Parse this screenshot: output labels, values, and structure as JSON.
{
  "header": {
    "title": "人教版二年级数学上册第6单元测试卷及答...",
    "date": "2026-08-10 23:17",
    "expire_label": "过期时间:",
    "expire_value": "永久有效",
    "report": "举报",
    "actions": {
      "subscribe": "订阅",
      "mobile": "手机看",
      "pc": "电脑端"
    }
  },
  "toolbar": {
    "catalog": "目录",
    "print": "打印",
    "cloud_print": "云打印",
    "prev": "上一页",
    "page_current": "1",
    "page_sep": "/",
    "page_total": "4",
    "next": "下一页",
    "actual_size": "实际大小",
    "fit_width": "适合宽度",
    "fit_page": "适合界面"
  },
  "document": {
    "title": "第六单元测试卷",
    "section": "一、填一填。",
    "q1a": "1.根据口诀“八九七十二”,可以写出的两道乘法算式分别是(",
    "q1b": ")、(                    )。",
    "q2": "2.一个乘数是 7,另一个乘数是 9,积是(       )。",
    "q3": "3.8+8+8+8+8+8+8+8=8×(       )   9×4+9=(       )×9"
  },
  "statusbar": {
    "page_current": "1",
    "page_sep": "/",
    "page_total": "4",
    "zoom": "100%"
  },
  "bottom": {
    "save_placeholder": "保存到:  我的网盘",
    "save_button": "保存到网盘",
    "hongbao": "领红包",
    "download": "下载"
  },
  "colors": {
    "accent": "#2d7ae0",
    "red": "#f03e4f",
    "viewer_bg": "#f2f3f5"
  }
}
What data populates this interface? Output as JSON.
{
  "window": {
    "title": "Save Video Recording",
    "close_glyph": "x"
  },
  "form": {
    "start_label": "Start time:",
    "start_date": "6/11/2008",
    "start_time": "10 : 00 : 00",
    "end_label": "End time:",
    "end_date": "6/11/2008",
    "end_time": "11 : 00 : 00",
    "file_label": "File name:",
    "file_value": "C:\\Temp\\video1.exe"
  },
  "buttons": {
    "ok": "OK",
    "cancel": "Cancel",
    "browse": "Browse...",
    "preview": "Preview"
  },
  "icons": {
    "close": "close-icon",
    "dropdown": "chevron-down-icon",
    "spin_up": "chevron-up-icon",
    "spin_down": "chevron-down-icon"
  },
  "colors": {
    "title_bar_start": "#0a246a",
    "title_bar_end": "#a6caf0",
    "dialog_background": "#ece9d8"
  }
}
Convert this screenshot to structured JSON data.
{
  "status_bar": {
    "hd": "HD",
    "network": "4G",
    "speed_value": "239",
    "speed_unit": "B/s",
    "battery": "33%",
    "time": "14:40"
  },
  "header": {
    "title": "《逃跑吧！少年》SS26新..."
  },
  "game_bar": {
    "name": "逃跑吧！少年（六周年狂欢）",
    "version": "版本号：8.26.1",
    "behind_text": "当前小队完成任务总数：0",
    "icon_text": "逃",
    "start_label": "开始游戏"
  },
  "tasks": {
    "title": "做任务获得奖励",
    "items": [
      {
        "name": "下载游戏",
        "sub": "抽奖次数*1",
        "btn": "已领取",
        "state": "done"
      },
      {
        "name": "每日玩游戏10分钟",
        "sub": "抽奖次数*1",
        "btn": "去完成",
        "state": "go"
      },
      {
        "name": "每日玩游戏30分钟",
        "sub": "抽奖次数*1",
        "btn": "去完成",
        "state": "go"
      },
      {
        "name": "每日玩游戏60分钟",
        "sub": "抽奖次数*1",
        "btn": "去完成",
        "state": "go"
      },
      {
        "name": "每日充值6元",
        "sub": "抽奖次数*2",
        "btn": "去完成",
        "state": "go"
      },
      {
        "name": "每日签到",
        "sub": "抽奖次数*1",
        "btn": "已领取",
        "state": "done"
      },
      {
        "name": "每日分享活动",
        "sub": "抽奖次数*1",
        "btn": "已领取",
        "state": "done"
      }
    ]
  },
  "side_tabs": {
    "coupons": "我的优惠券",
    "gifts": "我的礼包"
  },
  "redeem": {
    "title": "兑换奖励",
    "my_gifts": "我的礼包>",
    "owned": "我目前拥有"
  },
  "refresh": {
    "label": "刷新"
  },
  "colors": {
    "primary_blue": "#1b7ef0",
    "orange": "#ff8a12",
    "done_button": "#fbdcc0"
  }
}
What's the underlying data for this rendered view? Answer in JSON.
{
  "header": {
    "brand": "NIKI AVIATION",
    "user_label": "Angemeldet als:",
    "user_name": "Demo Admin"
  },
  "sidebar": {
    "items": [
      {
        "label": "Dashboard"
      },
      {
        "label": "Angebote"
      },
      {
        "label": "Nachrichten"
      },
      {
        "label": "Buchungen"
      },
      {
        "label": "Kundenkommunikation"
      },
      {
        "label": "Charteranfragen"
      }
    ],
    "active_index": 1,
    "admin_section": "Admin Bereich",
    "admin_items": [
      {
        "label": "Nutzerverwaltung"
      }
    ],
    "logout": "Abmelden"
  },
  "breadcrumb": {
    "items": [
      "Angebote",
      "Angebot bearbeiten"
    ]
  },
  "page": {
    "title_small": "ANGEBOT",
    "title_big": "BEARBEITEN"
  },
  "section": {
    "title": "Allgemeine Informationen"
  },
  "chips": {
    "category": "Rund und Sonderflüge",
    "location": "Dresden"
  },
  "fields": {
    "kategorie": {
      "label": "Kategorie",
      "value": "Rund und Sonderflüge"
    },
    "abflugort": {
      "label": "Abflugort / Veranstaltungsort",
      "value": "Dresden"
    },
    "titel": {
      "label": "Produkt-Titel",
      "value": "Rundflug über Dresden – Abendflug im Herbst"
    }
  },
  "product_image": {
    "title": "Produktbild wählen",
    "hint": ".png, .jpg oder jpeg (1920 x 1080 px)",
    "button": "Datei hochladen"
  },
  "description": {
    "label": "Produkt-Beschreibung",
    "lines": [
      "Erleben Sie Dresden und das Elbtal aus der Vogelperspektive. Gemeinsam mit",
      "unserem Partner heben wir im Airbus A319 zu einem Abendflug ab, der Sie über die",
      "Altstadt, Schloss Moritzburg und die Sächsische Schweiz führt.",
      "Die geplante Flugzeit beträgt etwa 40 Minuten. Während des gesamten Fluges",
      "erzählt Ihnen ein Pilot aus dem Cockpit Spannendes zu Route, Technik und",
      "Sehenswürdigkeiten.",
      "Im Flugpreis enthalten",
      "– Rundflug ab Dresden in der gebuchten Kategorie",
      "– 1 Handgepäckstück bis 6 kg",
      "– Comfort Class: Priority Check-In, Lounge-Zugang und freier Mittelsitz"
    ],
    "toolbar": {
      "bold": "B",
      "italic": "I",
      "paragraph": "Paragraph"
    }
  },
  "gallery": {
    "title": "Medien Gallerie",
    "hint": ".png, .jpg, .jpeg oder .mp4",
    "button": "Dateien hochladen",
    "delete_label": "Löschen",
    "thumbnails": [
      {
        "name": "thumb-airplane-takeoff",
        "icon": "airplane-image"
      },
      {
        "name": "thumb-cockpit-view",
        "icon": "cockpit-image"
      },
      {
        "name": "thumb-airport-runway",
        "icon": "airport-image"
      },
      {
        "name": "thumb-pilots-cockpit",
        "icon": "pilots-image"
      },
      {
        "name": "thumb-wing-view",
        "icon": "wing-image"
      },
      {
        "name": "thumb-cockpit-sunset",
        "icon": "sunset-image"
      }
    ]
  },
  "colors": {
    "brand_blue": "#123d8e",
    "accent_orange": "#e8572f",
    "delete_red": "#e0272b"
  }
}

• [PROBLEM STATEMENT]: Output each entry precisely as given.

• [SOLUTION TO THIS TASK]:
Parse this screenshot: output labels, values, and structure as JSON.
{
  "header": {
    "title": "人教版二年级数学上册第6单元测试卷及答...",
    "date": "2026-08-10 23:17",
    "expire_label": "过期时间:",
    "expire_value": "永久有效",
    "report": "举报",
    "actions": {
      "subscribe": "订阅",
      "mobile": "手机看",
      "pc": "电脑端"
    }
  },
  "toolbar": {
    "catalog": "目录",
    "print": "打印",
    "cloud_print": "云打印",
    "prev": "上一页",
    "page_current": "1",
    "page_sep": "/",
    "page_total": "4",
    "next": "下一页",
    "actual_size": "实际大小",
    "fit_width": "适合宽度",
    "fit_page": "适合界面"
  },
  "document": {
    "title": "第六单元测试卷",
    "section": "一、填一填。",
    "q1a": "1.根据口诀“八九七十二”,可以写出的两道乘法算式分别是(",
    "q1b": ")、(                    )。",
    "q2": "2.一个乘数是 7,另一个乘数是 9,积是(       )。",
    "q3": "3.8+8+8+8+8+8+8+8=8×(       )   9×4+9=(       )×9"
  },
  "statusbar": {
    "page_current": "1",
    "page_sep": "/",
    "page_total": "4",
    "zoom": "100%"
  },
  "bottom": {
    "save_placeholder": "保存到:  我的网盘",
    "save_button": "保存到网盘",
    "hongbao": "领红包",
    "download": "下载"
  },
  "colors": {
    "accent": "#2d7ae0",
    "red": "#f03e4f",
    "viewer_bg": "#f2f3f5"
  }
}
What data populates this interface? Output as JSON.
{
  "window": {
    "title": "Save Video Recording",
    "close_glyph": "x"
  },
  "form": {
    "start_label": "Start time:",
    "start_date": "6/11/2008",
    "start_time": "10 : 00 : 00",
    "end_label": "End time:",
    "end_date": "6/11/2008",
    "end_time": "11 : 00 : 00",
    "file_label": "File name:",
    "file_value": "C:\\Temp\\video1.exe"
  },
  "buttons": {
    "ok": "OK",
    "cancel": "Cancel",
    "browse": "Browse...",
    "preview": "Preview"
  },
  "icons": {
    "close": "close-icon",
    "dropdown": "chevron-down-icon",
    "spin_up": "chevron-up-icon",
    "spin_down": "chevron-down-icon"
  },
  "colors": {
    "title_bar_start": "#0a246a",
    "title_bar_end": "#a6caf0",
    "dialog_background": "#ece9d8"
  }
}
Convert this screenshot to structured JSON data.
{
  "status_bar": {
    "hd": "HD",
    "network": "4G",
    "speed_value": "239",
    "speed_unit": "B/s",
    "battery": "33%",
    "time": "14:40"
  },
  "header": {
    "title": "《逃跑吧！少年》SS26新..."
  },
  "game_bar": {
    "name": "逃跑吧！少年（六周年狂欢）",
    "version": "版本号：8.26.1",
    "behind_text": "当前小队完成任务总数：0",
    "icon_text": "逃",
    "start_label": "开始游戏"
  },
  "tasks": {
    "title": "做任务获得奖励",
    "items": [
      {
        "name": "下载游戏",
        "sub": "抽奖次数*1",
        "btn": "已领取",
        "state": "done"
      },
      {
        "name": "每日玩游戏10分钟",
        "sub": "抽奖次数*1",
        "btn": "去完成",
        "state": "go"
      },
      {
        "name": "每日玩游戏30分钟",
        "sub": "抽奖次数*1",
        "btn": "去完成",
        "state": "go"
      },
      {
        "name": "每日玩游戏60分钟",
        "sub": "抽奖次数*1",
        "btn": "去完成",
        "state": "go"
      },
      {
        "name": "每日充值6元",
        "sub": "抽奖次数*2",
        "btn": "去完成",
        "state": "go"
      },
      {
        "name": "每日签到",
        "sub": "抽奖次数*1",
        "btn": "已领取",
        "state": "done"
      },
      {
        "name": "每日分享活动",
        "sub": "抽奖次数*1",
        "btn": "已领取",
        "state": "done"
      }
    ]
  },
  "side_tabs": {
    "coupons": "我的优惠券",
    "gifts": "我的礼包"
  },
  "redeem": {
    "title": "兑换奖励",
    "my_gifts": "我的礼包>",
    "owned": "我目前拥有"
  },
  "refresh": {
    "label": "刷新"
  },
  "colors": {
    "primary_blue": "#1b7ef0",
    "orange": "#ff8a12",
    "done_button": "#fbdcc0"
  }
}
What's the underlying data for this rendered view? Answer in JSON.
{
  "header": {
    "brand": "NIKI AVIATION",
    "user_label": "Angemeldet als:",
    "user_name": "Demo Admin"
  },
  "sidebar": {
    "items": [
      {
        "label": "Dashboard"
      },
      {
        "label": "Angebote"
      },
      {
        "label": "Nachrichten"
      },
      {
        "label": "Buchungen"
      },
      {
        "label": "Kundenkommunikation"
      },
      {
        "label": "Charteranfragen"
      }
    ],
    "active_index": 1,
    "admin_section": "Admin Bereich",
    "admin_items": [
      {
        "label": "Nutzerverwaltung"
      }
    ],
    "logout": "Abmelden"
  },
  "breadcrumb": {
    "items": [
      "Angebote",
      "Angebot bearbeiten"
    ]
  },
  "page": {
    "title_small": "ANGEBOT",
    "title_big": "BEARBEITEN"
  },
  "section": {
    "title": "Allgemeine Informationen"
  },
  "chips": {
    "category": "Rund und Sonderflüge",
    "location": "Dresden"
  },
  "fields": {
    "kategorie": {
      "label": "Kategorie",
      "value": "Rund und Sonderflüge"
    },
    "abflugort": {
      "label": "Abflugort / Veranstaltungsort",
      "value": "Dresden"
    },
    "titel": {
      "label": "Produkt-Titel",
      "value": "Rundflug über Dresden – Abendflug im Herbst"
    }
  },
  "product_image": {
    "title": "Produktbild wählen",
    "hint": ".png, .jpg oder jpeg (1920 x 1080 px)",
    "button": "Datei hochladen"
  },
  "description": {
    "label": "Produkt-Beschreibung",
    "lines": [
      "Erleben Sie Dresden und das Elbtal aus der Vogelperspektive. Gemeinsam mit",
      "unserem Partner heben wir im Airbus A319 zu einem Abendflug ab, der Sie über die",
      "Altstadt, Schloss Moritzburg und die Sächsische Schweiz führt.",
      "Die geplante Flugzeit beträgt etwa 40 Minuten. Während des gesamten Fluges",
      "erzählt Ihnen ein Pilot aus dem Cockpit Spannendes zu Route, Technik und",
      "Sehenswürdigkeiten.",
      "Im Flugpreis enthalten",
      "– Rundflug ab Dresden in der gebuchten Kategorie",
      "– 1 Handgepäckstück bis 6 kg",
      "– Comfort Class: Priority Check-In, Lounge-Zugang und freier Mittelsitz"
    ],
    "toolbar": {
      "bold": "B",
      "italic": "I",
      "paragraph": "Paragraph"
    }
  },
  "gallery": {
    "title": "Medien Gallerie",
    "hint": ".png, .jpg, .jpeg oder .mp4",
    "button": "Dateien hochladen",
    "delete_label": "Löschen",
    "thumbnails": [
      {
        "name": "thumb-airplane-takeoff",
        "icon": "airplane-image"
      },
      {
        "name": "thumb-cockpit-view",
        "icon": "cockpit-image"
      },
      {
        "name": "thumb-airport-runway",
        "icon": "airport-image"
      },
      {
        "name": "thumb-pilots-cockpit",
        "icon": "pilots-image"
      },
      {
        "name": "thumb-wing-view",
        "icon": "wing-image"
      },
      {
        "name": "thumb-cockpit-sunset",
        "icon": "sunset-image"
      }
    ]
  },
  "colors": {
    "brand_blue": "#123d8e",
    "accent_orange": "#e8572f",
    "delete_red": "#e0272b"
  }
}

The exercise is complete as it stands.